DATA TO PROCESS

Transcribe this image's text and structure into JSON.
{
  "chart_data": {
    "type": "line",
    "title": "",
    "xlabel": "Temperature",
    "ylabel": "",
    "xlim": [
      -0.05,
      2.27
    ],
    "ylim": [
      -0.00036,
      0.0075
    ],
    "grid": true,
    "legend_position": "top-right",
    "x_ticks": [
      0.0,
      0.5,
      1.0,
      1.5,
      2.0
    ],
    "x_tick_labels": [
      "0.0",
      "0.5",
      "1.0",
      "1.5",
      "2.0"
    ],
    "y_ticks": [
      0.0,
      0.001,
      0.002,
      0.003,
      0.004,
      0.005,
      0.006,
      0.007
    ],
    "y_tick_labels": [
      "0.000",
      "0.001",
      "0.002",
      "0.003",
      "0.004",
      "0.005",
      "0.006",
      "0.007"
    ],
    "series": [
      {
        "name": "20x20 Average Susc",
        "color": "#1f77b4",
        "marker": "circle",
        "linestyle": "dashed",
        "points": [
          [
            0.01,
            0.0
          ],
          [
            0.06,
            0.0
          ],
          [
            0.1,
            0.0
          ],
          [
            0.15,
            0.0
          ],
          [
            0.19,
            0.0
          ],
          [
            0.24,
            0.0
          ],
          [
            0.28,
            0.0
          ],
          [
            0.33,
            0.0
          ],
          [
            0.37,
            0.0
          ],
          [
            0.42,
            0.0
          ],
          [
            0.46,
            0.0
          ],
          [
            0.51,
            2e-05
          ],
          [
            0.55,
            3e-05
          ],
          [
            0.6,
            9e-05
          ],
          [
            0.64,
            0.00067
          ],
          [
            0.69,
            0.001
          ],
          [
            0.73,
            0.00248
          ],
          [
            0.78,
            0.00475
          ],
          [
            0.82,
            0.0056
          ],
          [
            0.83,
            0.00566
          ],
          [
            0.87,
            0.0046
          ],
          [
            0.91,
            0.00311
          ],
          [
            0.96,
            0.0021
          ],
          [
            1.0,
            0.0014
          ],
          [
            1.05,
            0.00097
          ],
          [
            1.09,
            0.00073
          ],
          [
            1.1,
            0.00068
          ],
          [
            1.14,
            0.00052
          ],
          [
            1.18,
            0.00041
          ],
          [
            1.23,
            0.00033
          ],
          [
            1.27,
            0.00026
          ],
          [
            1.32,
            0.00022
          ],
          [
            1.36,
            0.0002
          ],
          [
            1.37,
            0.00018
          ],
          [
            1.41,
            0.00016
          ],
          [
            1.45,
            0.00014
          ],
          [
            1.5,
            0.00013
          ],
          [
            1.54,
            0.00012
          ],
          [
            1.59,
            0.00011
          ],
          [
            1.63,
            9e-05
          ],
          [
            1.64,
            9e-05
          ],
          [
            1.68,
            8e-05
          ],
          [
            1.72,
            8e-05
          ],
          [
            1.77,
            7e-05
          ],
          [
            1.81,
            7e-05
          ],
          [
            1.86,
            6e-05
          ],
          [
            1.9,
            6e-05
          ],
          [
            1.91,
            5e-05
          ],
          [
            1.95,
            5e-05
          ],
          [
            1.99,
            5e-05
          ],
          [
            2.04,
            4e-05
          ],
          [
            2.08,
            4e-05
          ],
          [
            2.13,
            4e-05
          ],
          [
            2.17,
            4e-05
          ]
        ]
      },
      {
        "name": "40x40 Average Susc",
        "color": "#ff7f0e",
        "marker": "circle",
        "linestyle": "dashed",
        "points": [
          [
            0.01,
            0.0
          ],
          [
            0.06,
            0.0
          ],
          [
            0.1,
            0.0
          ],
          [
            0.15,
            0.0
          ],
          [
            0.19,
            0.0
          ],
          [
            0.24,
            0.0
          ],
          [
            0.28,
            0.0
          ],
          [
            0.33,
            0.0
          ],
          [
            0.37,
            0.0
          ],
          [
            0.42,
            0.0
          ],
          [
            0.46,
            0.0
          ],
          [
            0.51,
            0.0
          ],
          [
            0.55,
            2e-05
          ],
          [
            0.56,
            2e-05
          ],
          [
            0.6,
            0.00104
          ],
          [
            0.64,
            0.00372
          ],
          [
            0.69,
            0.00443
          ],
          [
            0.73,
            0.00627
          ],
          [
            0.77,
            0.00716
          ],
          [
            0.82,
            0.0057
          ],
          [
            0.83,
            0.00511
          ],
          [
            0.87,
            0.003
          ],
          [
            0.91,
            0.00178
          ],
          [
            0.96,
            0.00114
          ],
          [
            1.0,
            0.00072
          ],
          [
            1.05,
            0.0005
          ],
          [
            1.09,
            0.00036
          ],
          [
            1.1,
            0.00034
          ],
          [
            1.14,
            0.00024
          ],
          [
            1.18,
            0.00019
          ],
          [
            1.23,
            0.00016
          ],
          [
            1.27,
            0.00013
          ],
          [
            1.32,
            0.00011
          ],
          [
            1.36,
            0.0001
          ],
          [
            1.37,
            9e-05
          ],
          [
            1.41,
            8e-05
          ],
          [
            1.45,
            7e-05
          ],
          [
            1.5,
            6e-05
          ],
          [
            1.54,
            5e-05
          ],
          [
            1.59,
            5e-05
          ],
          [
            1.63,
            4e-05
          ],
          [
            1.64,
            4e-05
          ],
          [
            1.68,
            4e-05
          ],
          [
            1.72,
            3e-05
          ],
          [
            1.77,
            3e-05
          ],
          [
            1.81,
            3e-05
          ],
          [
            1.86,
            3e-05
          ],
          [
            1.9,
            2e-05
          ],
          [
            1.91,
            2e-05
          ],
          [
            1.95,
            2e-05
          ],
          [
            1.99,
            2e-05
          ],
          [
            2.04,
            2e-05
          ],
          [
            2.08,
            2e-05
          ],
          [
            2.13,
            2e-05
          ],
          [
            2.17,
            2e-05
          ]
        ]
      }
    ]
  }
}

TO BE DONE
Say how many lines of the data hold the string "Susc". Reply with the number alone.

EXERCISE SOLUTION
2